-- Start RECORDS PROVIDED --
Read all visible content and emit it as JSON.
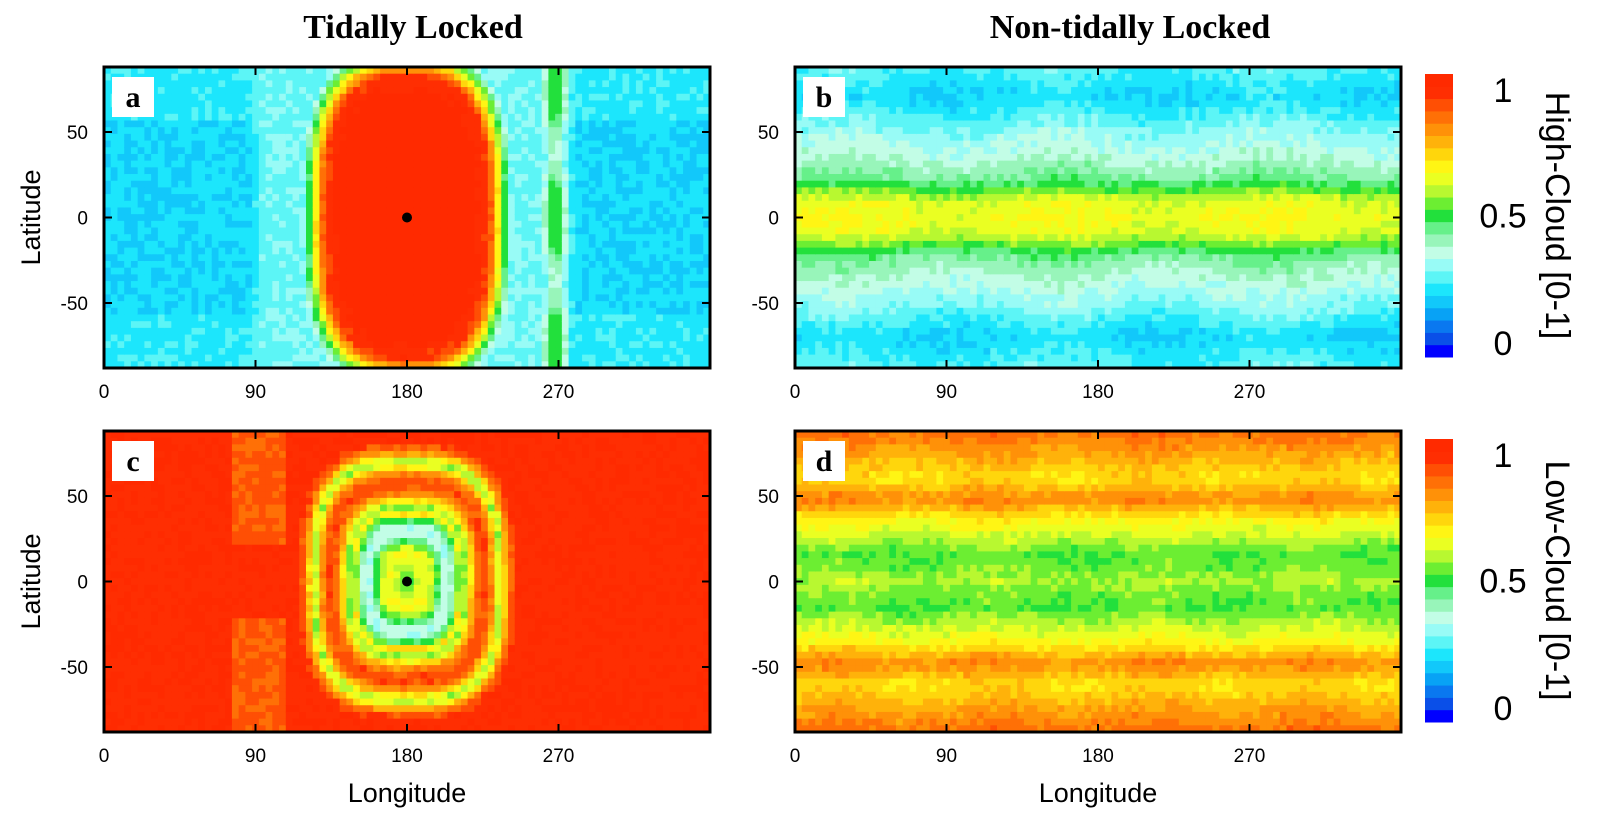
{
  "figure": {
    "column_titles": [
      "Tidally Locked",
      "Non-tidally Locked"
    ]
  },
  "chart_data": [
    {
      "type": "heatmap",
      "panel": "a",
      "title": "Tidally Locked",
      "xlabel": "",
      "ylabel": "Latitude",
      "xlim": [
        0,
        360
      ],
      "ylim": [
        -88,
        88
      ],
      "xticks": [
        0,
        90,
        180,
        270
      ],
      "yticks": [
        -50,
        0,
        50
      ],
      "colorbar": "High-Cloud [0-1]",
      "substellar_point": [
        180,
        0
      ],
      "description_values": {
        "substellar_region": 1.0,
        "dayside_ring": 0.55,
        "nightside_min": 0.08
      }
    },
    {
      "type": "heatmap",
      "panel": "b",
      "title": "Non-tidally Locked",
      "xlabel": "",
      "ylabel": "",
      "xlim": [
        0,
        360
      ],
      "ylim": [
        -88,
        88
      ],
      "xticks": [
        0,
        90,
        180,
        270
      ],
      "yticks": [
        -50,
        0,
        50
      ],
      "colorbar": "High-Cloud [0-1]",
      "zonal_profile": {
        "lat": [
          -88,
          -70,
          -50,
          -35,
          -22,
          -10,
          0,
          10,
          22,
          35,
          50,
          70,
          88
        ],
        "value": [
          0.28,
          0.22,
          0.32,
          0.38,
          0.45,
          0.62,
          0.65,
          0.62,
          0.45,
          0.38,
          0.32,
          0.22,
          0.28
        ]
      }
    },
    {
      "type": "heatmap",
      "panel": "c",
      "title": "",
      "xlabel": "Longitude",
      "ylabel": "Latitude",
      "xlim": [
        0,
        360
      ],
      "ylim": [
        -88,
        88
      ],
      "xticks": [
        0,
        90,
        180,
        270
      ],
      "yticks": [
        -50,
        0,
        50
      ],
      "colorbar": "Low-Cloud [0-1]",
      "substellar_point": [
        180,
        0
      ],
      "description_values": {
        "background": 0.95,
        "ring": 0.65,
        "center": 0.5
      }
    },
    {
      "type": "heatmap",
      "panel": "d",
      "title": "",
      "xlabel": "Longitude",
      "ylabel": "",
      "xlim": [
        0,
        360
      ],
      "ylim": [
        -88,
        88
      ],
      "xticks": [
        0,
        90,
        180,
        270
      ],
      "yticks": [
        -50,
        0,
        50
      ],
      "colorbar": "Low-Cloud [0-1]",
      "zonal_profile": {
        "lat": [
          -88,
          -75,
          -60,
          -48,
          -35,
          -15,
          0,
          15,
          35,
          48,
          60,
          75,
          88
        ],
        "value": [
          0.85,
          0.78,
          0.7,
          0.82,
          0.66,
          0.52,
          0.58,
          0.52,
          0.66,
          0.82,
          0.7,
          0.78,
          0.85
        ]
      }
    }
  ],
  "colorbars": [
    {
      "label": "High-Cloud [0-1]",
      "ticks": [
        "1",
        "0.5",
        "0"
      ],
      "range": [
        0,
        1
      ]
    },
    {
      "label": "Low-Cloud [0-1]",
      "ticks": [
        "1",
        "0.5",
        "0"
      ],
      "range": [
        0,
        1
      ]
    }
  ],
  "colormap": [
    "#0000ff",
    "#0a4fe8",
    "#0a78f0",
    "#08a2f5",
    "#12c8fa",
    "#1ce6fc",
    "#5cf5f6",
    "#98fbf6",
    "#c2fde6",
    "#98f5ba",
    "#66f08a",
    "#22e03c",
    "#6cee32",
    "#b8f830",
    "#eaff22",
    "#fff514",
    "#ffd60c",
    "#ffb20a",
    "#ff9108",
    "#ff7006",
    "#ff4f04",
    "#ff2e02",
    "#ff2a00"
  ]
}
-- End RECORDS PROVIDED --
▶ _WHAT YOU WILL DO_
Leaving aside the images, write out the entries above word for word.

▶ _SOLUTION FOR THIS TASK_
Read all visible content and emit it as JSON.
{
  "figure": {
    "column_titles": [
      "Tidally Locked",
      "Non-tidally Locked"
    ]
  },
  "chart_data": [
    {
      "type": "heatmap",
      "panel": "a",
      "title": "Tidally Locked",
      "xlabel": "",
      "ylabel": "Latitude",
      "xlim": [
        0,
        360
      ],
      "ylim": [
        -88,
        88
      ],
      "xticks": [
        0,
        90,
        180,
        270
      ],
      "yticks": [
        -50,
        0,
        50
      ],
      "colorbar": "High-Cloud [0-1]",
      "substellar_point": [
        180,
        0
      ],
      "description_values": {
        "substellar_region": 1.0,
        "dayside_ring": 0.55,
        "nightside_min": 0.08
      }
    },
    {
      "type": "heatmap",
      "panel": "b",
      "title": "Non-tidally Locked",
      "xlabel": "",
      "ylabel": "",
      "xlim": [
        0,
        360
      ],
      "ylim": [
        -88,
        88
      ],
      "xticks": [
        0,
        90,
        180,
        270
      ],
      "yticks": [
        -50,
        0,
        50
      ],
      "colorbar": "High-Cloud [0-1]",
      "zonal_profile": {
        "lat": [
          -88,
          -70,
          -50,
          -35,
          -22,
          -10,
          0,
          10,
          22,
          35,
          50,
          70,
          88
        ],
        "value": [
          0.28,
          0.22,
          0.32,
          0.38,
          0.45,
          0.62,
          0.65,
          0.62,
          0.45,
          0.38,
          0.32,
          0.22,
          0.28
        ]
      }
    },
    {
      "type": "heatmap",
      "panel": "c",
      "title": "",
      "xlabel": "Longitude",
      "ylabel": "Latitude",
      "xlim": [
        0,
        360
      ],
      "ylim": [
        -88,
        88
      ],
      "xticks": [
        0,
        90,
        180,
        270
      ],
      "yticks": [
        -50,
        0,
        50
      ],
      "colorbar": "Low-Cloud [0-1]",
      "substellar_point": [
        180,
        0
      ],
      "description_values": {
        "background": 0.95,
        "ring": 0.65,
        "center": 0.5
      }
    },
    {
      "type": "heatmap",
      "panel": "d",
      "title": "",
      "xlabel": "Longitude",
      "ylabel": "",
      "xlim": [
        0,
        360
      ],
      "ylim": [
        -88,
        88
      ],
      "xticks": [
        0,
        90,
        180,
        270
      ],
      "yticks": [
        -50,
        0,
        50
      ],
      "colorbar": "Low-Cloud [0-1]",
      "zonal_profile": {
        "lat": [
          -88,
          -75,
          -60,
          -48,
          -35,
          -15,
          0,
          15,
          35,
          48,
          60,
          75,
          88
        ],
        "value": [
          0.85,
          0.78,
          0.7,
          0.82,
          0.66,
          0.52,
          0.58,
          0.52,
          0.66,
          0.82,
          0.7,
          0.78,
          0.85
        ]
      }
    }
  ],
  "colorbars": [
    {
      "label": "High-Cloud [0-1]",
      "ticks": [
        "1",
        "0.5",
        "0"
      ],
      "range": [
        0,
        1
      ]
    },
    {
      "label": "Low-Cloud [0-1]",
      "ticks": [
        "1",
        "0.5",
        "0"
      ],
      "range": [
        0,
        1
      ]
    }
  ],
  "colormap": [
    "#0000ff",
    "#0a4fe8",
    "#0a78f0",
    "#08a2f5",
    "#12c8fa",
    "#1ce6fc",
    "#5cf5f6",
    "#98fbf6",
    "#c2fde6",
    "#98f5ba",
    "#66f08a",
    "#22e03c",
    "#6cee32",
    "#b8f830",
    "#eaff22",
    "#fff514",
    "#ffd60c",
    "#ffb20a",
    "#ff9108",
    "#ff7006",
    "#ff4f04",
    "#ff2e02",
    "#ff2a00"
  ]
}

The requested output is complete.